Task description: Transcribe every entry word for word. Skip the pictures.

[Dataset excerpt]
________________________

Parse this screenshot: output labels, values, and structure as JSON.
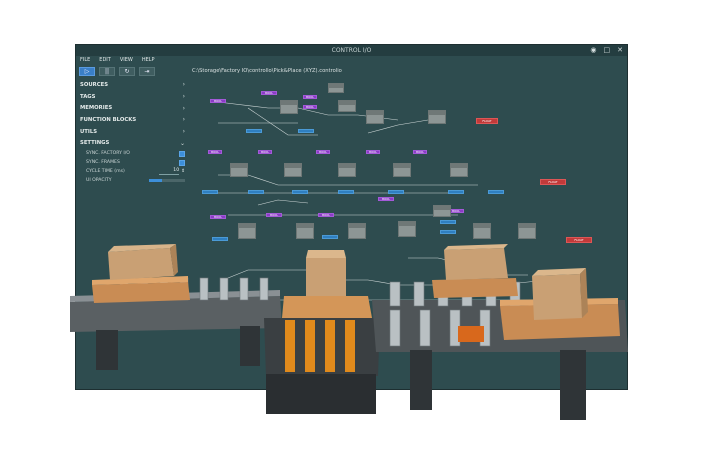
{
  "window": {
    "title": "CONTROL I/O"
  },
  "menu": [
    "FILE",
    "EDIT",
    "VIEW",
    "HELP"
  ],
  "toolbar": {
    "play": "▷",
    "pause": "||",
    "reload": "↻",
    "step": "⇥"
  },
  "path": "C:\\Storage\\Factory IO\\controllo\\Pick&Place (XYZ).controlio",
  "sidebar": {
    "sections": [
      "SOURCES",
      "TAGS",
      "MEMORIES",
      "FUNCTION BLOCKS",
      "UTILS",
      "SETTINGS"
    ],
    "settings": {
      "sync_factory": "SYNC. FACTORY I/O",
      "sync_frames": "SYNC. FRAMES",
      "cycle_time_label": "CYCLE TIME (ms)",
      "cycle_time_value": "10",
      "ui_opacity": "UI OPACITY",
      "ui_opacity_level": 0.35
    }
  },
  "colors": {
    "window_bg": "#2e4c4f",
    "accent": "#3d8fd9",
    "node_in": "#8b3cc7",
    "node_out": "#2f7fc0",
    "node_alarm": "#c23a3a"
  },
  "graph": {
    "input_tags": [
      "BOOL",
      "BOOL",
      "BOOL",
      "BOOL",
      "BOOL",
      "BOOL",
      "BOOL",
      "BOOL",
      "BOOL",
      "BOOL",
      "BOOL",
      "BOOL",
      "BOOL",
      "BOOL"
    ],
    "output_tags": [
      "FLOAT",
      "FLOAT",
      "FLOAT"
    ]
  }
}
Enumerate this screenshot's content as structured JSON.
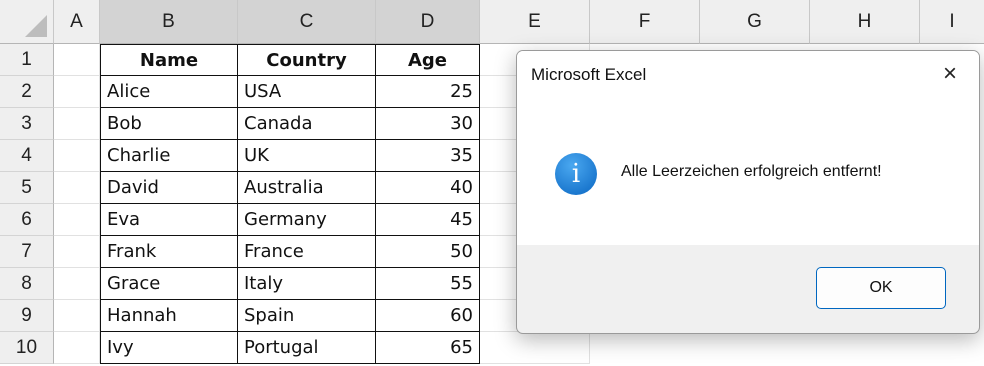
{
  "columns": [
    "A",
    "B",
    "C",
    "D",
    "E",
    "F",
    "G",
    "H",
    "I"
  ],
  "rows": [
    "1",
    "2",
    "3",
    "4",
    "5",
    "6",
    "7",
    "8",
    "9",
    "10"
  ],
  "table": {
    "headers": [
      "Name",
      "Country",
      "Age"
    ],
    "records": [
      [
        "Alice",
        "USA",
        "25"
      ],
      [
        "Bob",
        "Canada",
        "30"
      ],
      [
        "Charlie",
        "UK",
        "35"
      ],
      [
        "David",
        "Australia",
        "40"
      ],
      [
        "Eva",
        "Germany",
        "45"
      ],
      [
        "Frank",
        "France",
        "50"
      ],
      [
        "Grace",
        "Italy",
        "55"
      ],
      [
        "Hannah",
        "Spain",
        "60"
      ],
      [
        "Ivy",
        "Portugal",
        "65"
      ]
    ]
  },
  "dialog": {
    "title": "Microsoft Excel",
    "close_icon": "×",
    "info_icon": "i",
    "message": "Alle Leerzeichen erfolgreich entfernt!",
    "ok_label": "OK"
  },
  "colors": {
    "accent": "#0067c0",
    "info_icon": "#0a66c2"
  }
}
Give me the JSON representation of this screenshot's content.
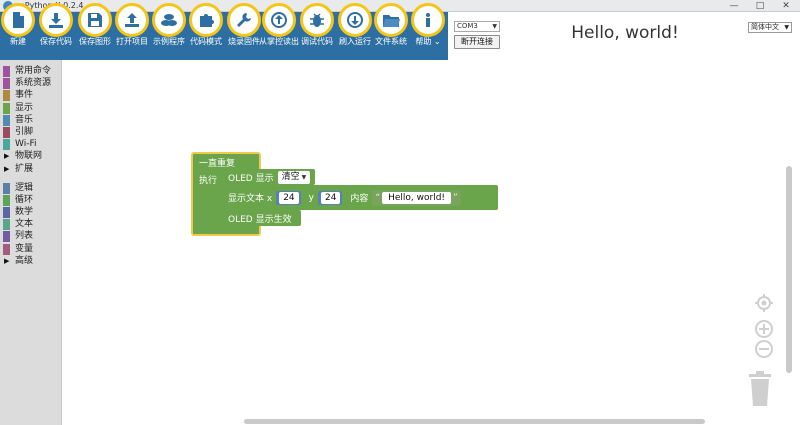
{
  "window": {
    "title": "mPython X 0.2.4",
    "minimize": "—",
    "maximize": "□",
    "close": "✕"
  },
  "toolbar": {
    "items": [
      {
        "label": "新建",
        "icon": "new-file-icon"
      },
      {
        "label": "保存代码",
        "icon": "download-icon"
      },
      {
        "label": "保存图形",
        "icon": "save-icon"
      },
      {
        "label": "打开项目",
        "icon": "upload-icon"
      },
      {
        "label": "示例程序",
        "icon": "coins-icon"
      },
      {
        "label": "代码模式",
        "icon": "puzzle-icon"
      },
      {
        "label": "烧录固件",
        "icon": "wrench-icon"
      },
      {
        "label": "从掌控读出",
        "icon": "arrow-up-circle-icon"
      },
      {
        "label": "调试代码",
        "icon": "bug-icon"
      },
      {
        "label": "刷入运行",
        "icon": "arrow-down-circle-icon"
      },
      {
        "label": "文件系统",
        "icon": "folder-icon"
      },
      {
        "label": "帮助 ⌄",
        "icon": "info-icon"
      }
    ]
  },
  "connection": {
    "port": "COM3",
    "disconnect_label": "断开连接"
  },
  "display_preview": "Hello, world!",
  "language": {
    "selected": "简体中文"
  },
  "categories": {
    "group1": [
      {
        "label": "常用命令",
        "color": "#a0529f"
      },
      {
        "label": "系统资源",
        "color": "#a0529f"
      },
      {
        "label": "事件",
        "color": "#b08a3e"
      },
      {
        "label": "显示",
        "color": "#6aa54b"
      },
      {
        "label": "音乐",
        "color": "#4f8bb5"
      },
      {
        "label": "引脚",
        "color": "#9b4a62"
      },
      {
        "label": "Wi-Fi",
        "color": "#4aa89a"
      }
    ],
    "group2": [
      {
        "label": "物联网"
      },
      {
        "label": "扩展"
      }
    ],
    "group3": [
      {
        "label": "逻辑",
        "color": "#5b80a5"
      },
      {
        "label": "循环",
        "color": "#5ba55b"
      },
      {
        "label": "数学",
        "color": "#5b67a5"
      },
      {
        "label": "文本",
        "color": "#5ba58c"
      },
      {
        "label": "列表",
        "color": "#745ba5"
      },
      {
        "label": "变量",
        "color": "#a55b80"
      }
    ],
    "group4": [
      {
        "label": "高级"
      }
    ]
  },
  "blocks": {
    "forever": "一直重复",
    "do": "执行",
    "oled_fill": {
      "label": "OLED 显示",
      "option": "清空"
    },
    "show_text": {
      "label": "显示文本 x",
      "x": "24",
      "y_label": "y",
      "y": "24",
      "content_label": "内容",
      "open_quote": "“",
      "text": "Hello, world!",
      "close_quote": "”"
    },
    "oled_show": "OLED 显示生效"
  },
  "colors": {
    "toolbar": "#2d6fa2",
    "ring": "#f5c518",
    "block_green": "#6aa54b",
    "math_blue": "#5b7fb7",
    "text_green": "#7aa35d",
    "hat_border": "#f2c94c"
  }
}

________________________

Answer for the task:
Parse this screenshot: output labels, values, and structure as JSON.
{
  "window": {
    "title": "CONTROL I/O"
  },
  "menu": [
    "FILE",
    "EDIT",
    "VIEW",
    "HELP"
  ],
  "toolbar": {
    "play": "▷",
    "pause": "||",
    "reload": "↻",
    "step": "⇥"
  },
  "path": "C:\\Storage\\Factory IO\\controllo\\Pick&Place (XYZ).controlio",
  "sidebar": {
    "sections": [
      "SOURCES",
      "TAGS",
      "MEMORIES",
      "FUNCTION BLOCKS",
      "UTILS",
      "SETTINGS"
    ],
    "settings": {
      "sync_factory": "SYNC. FACTORY I/O",
      "sync_frames": "SYNC. FRAMES",
      "cycle_time_label": "CYCLE TIME (ms)",
      "cycle_time_value": "10",
      "ui_opacity": "UI OPACITY",
      "ui_opacity_level": 0.35
    }
  },
  "colors": {
    "window_bg": "#2e4c4f",
    "accent": "#3d8fd9",
    "node_in": "#8b3cc7",
    "node_out": "#2f7fc0",
    "node_alarm": "#c23a3a"
  },
  "graph": {
    "input_tags": [
      "BOOL",
      "BOOL",
      "BOOL",
      "BOOL",
      "BOOL",
      "BOOL",
      "BOOL",
      "BOOL",
      "BOOL",
      "BOOL",
      "BOOL",
      "BOOL",
      "BOOL",
      "BOOL"
    ],
    "output_tags": [
      "FLOAT",
      "FLOAT",
      "FLOAT"
    ]
  }
}
Enumerate this screenshot's content as structured JSON.
{
  "columns": [
    "A",
    "B",
    "C",
    "D",
    "E",
    "F",
    "G",
    "H",
    "I"
  ],
  "rows": [
    "1",
    "2",
    "3",
    "4",
    "5",
    "6",
    "7",
    "8",
    "9",
    "10"
  ],
  "table": {
    "headers": [
      "Name",
      "Country",
      "Age"
    ],
    "records": [
      [
        "Alice",
        "USA",
        "25"
      ],
      [
        "Bob",
        "Canada",
        "30"
      ],
      [
        "Charlie",
        "UK",
        "35"
      ],
      [
        "David",
        "Australia",
        "40"
      ],
      [
        "Eva",
        "Germany",
        "45"
      ],
      [
        "Frank",
        "France",
        "50"
      ],
      [
        "Grace",
        "Italy",
        "55"
      ],
      [
        "Hannah",
        "Spain",
        "60"
      ],
      [
        "Ivy",
        "Portugal",
        "65"
      ]
    ]
  },
  "dialog": {
    "title": "Microsoft Excel",
    "close_icon": "×",
    "info_icon": "i",
    "message": "Alle Leerzeichen erfolgreich entfernt!",
    "ok_label": "OK"
  },
  "colors": {
    "accent": "#0067c0",
    "info_icon": "#0a66c2"
  }
}
Give me the JSON representation of this screenshot's content.
{
  "window": {
    "title": "mPython X 0.2.4",
    "minimize": "—",
    "maximize": "□",
    "close": "✕"
  },
  "toolbar": {
    "items": [
      {
        "label": "新建",
        "icon": "new-file-icon"
      },
      {
        "label": "保存代码",
        "icon": "download-icon"
      },
      {
        "label": "保存图形",
        "icon": "save-icon"
      },
      {
        "label": "打开项目",
        "icon": "upload-icon"
      },
      {
        "label": "示例程序",
        "icon": "coins-icon"
      },
      {
        "label": "代码模式",
        "icon": "puzzle-icon"
      },
      {
        "label": "烧录固件",
        "icon": "wrench-icon"
      },
      {
        "label": "从掌控读出",
        "icon": "arrow-up-circle-icon"
      },
      {
        "label": "调试代码",
        "icon": "bug-icon"
      },
      {
        "label": "刷入运行",
        "icon": "arrow-down-circle-icon"
      },
      {
        "label": "文件系统",
        "icon": "folder-icon"
      },
      {
        "label": "帮助 ⌄",
        "icon": "info-icon"
      }
    ]
  },
  "connection": {
    "port": "COM3",
    "disconnect_label": "断开连接"
  },
  "display_preview": "Hello, world!",
  "language": {
    "selected": "简体中文"
  },
  "categories": {
    "group1": [
      {
        "label": "常用命令",
        "color": "#a0529f"
      },
      {
        "label": "系统资源",
        "color": "#a0529f"
      },
      {
        "label": "事件",
        "color": "#b08a3e"
      },
      {
        "label": "显示",
        "color": "#6aa54b"
      },
      {
        "label": "音乐",
        "color": "#4f8bb5"
      },
      {
        "label": "引脚",
        "color": "#9b4a62"
      },
      {
        "label": "Wi-Fi",
        "color": "#4aa89a"
      }
    ],
    "group2": [
      {
        "label": "物联网"
      },
      {
        "label": "扩展"
      }
    ],
    "group3": [
      {
        "label": "逻辑",
        "color": "#5b80a5"
      },
      {
        "label": "循环",
        "color": "#5ba55b"
      },
      {
        "label": "数学",
        "color": "#5b67a5"
      },
      {
        "label": "文本",
        "color": "#5ba58c"
      },
      {
        "label": "列表",
        "color": "#745ba5"
      },
      {
        "label": "变量",
        "color": "#a55b80"
      }
    ],
    "group4": [
      {
        "label": "高级"
      }
    ]
  },
  "blocks": {
    "forever": "一直重复",
    "do": "执行",
    "oled_fill": {
      "label": "OLED 显示",
      "option": "清空"
    },
    "show_text": {
      "label": "显示文本 x",
      "x": "24",
      "y_label": "y",
      "y": "24",
      "content_label": "内容",
      "open_quote": "“",
      "text": "Hello, world!",
      "close_quote": "”"
    },
    "oled_show": "OLED 显示生效"
  },
  "colors": {
    "toolbar": "#2d6fa2",
    "ring": "#f5c518",
    "block_green": "#6aa54b",
    "math_blue": "#5b7fb7",
    "text_green": "#7aa35d",
    "hat_border": "#f2c94c"
  }
}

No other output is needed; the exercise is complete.